Records for this exercise:
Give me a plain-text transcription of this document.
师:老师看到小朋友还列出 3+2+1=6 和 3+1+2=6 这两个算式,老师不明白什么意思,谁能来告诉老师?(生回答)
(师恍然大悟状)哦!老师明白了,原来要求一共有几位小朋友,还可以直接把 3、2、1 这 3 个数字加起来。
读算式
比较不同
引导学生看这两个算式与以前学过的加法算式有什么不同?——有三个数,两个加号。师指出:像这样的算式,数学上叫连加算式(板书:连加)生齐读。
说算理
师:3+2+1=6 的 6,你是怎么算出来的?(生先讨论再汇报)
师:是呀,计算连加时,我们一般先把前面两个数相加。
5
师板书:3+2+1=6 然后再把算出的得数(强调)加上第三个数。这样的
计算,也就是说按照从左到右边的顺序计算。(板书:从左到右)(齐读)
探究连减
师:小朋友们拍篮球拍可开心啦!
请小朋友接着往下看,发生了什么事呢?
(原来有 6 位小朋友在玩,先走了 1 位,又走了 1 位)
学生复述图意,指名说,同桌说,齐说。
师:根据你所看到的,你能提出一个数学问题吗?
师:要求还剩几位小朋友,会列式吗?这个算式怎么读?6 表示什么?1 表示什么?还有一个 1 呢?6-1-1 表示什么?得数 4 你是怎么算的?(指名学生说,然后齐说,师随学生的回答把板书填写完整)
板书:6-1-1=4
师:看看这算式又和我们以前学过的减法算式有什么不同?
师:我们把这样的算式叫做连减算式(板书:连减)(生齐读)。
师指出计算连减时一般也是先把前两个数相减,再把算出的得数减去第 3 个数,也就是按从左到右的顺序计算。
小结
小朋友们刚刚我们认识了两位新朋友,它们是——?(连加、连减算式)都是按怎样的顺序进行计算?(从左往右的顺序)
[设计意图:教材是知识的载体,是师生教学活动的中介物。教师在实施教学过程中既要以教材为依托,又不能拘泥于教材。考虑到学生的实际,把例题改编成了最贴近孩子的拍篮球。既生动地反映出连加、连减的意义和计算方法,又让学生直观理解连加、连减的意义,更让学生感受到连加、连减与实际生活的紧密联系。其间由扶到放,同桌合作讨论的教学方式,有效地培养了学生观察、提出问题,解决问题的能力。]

Problem requirements:
Exactly reproduce every line of the data above.

Output below:
Give me a plain-text transcription of this document.
师:老师看到小朋友还列出 3+2+1=6 和 3+1+2=6 这两个算式,老师不明白什么意思,谁能来告诉老师?(生回答)
(师恍然大悟状)哦!老师明白了,原来要求一共有几位小朋友,还可以直接把 3、2、1 这 3 个数字加起来。
读算式
比较不同
引导学生看这两个算式与以前学过的加法算式有什么不同?——有三个数,两个加号。师指出:像这样的算式,数学上叫连加算式(板书:连加)生齐读。
说算理
师:3+2+1=6 的 6,你是怎么算出来的?(生先讨论再汇报)
师:是呀,计算连加时,我们一般先把前面两个数相加。
5
师板书:3+2+1=6 然后再把算出的得数(强调)加上第三个数。这样的
计算,也就是说按照从左到右边的顺序计算。(板书:从左到右)(齐读)
探究连减
师:小朋友们拍篮球拍可开心啦!
请小朋友接着往下看,发生了什么事呢?
(原来有 6 位小朋友在玩,先走了 1 位,又走了 1 位)
学生复述图意,指名说,同桌说,齐说。
师:根据你所看到的,你能提出一个数学问题吗?
师:要求还剩几位小朋友,会列式吗?这个算式怎么读?6 表示什么?1 表示什么?还有一个 1 呢?6-1-1 表示什么?得数 4 你是怎么算的?(指名学生说,然后齐说,师随学生的回答把板书填写完整)
板书:6-1-1=4
师:看看这算式又和我们以前学过的减法算式有什么不同?
师:我们把这样的算式叫做连减算式(板书:连减)(生齐读)。
师指出计算连减时一般也是先把前两个数相减,再把算出的得数减去第 3 个数,也就是按从左到右的顺序计算。
小结
小朋友们刚刚我们认识了两位新朋友,它们是——?(连加、连减算式)都是按怎样的顺序进行计算?(从左往右的顺序)
[设计意图:教材是知识的载体,是师生教学活动的中介物。教师在实施教学过程中既要以教材为依托,又不能拘泥于教材。考虑到学生的实际,把例题改编成了最贴近孩子的拍篮球。既生动地反映出连加、连减的意义和计算方法,又让学生直观理解连加、连减的意义,更让学生感受到连加、连减与实际生活的紧密联系。其间由扶到放,同桌合作讨论的教学方式,有效地培养了学生观察、提出问题,解决问题的能力。]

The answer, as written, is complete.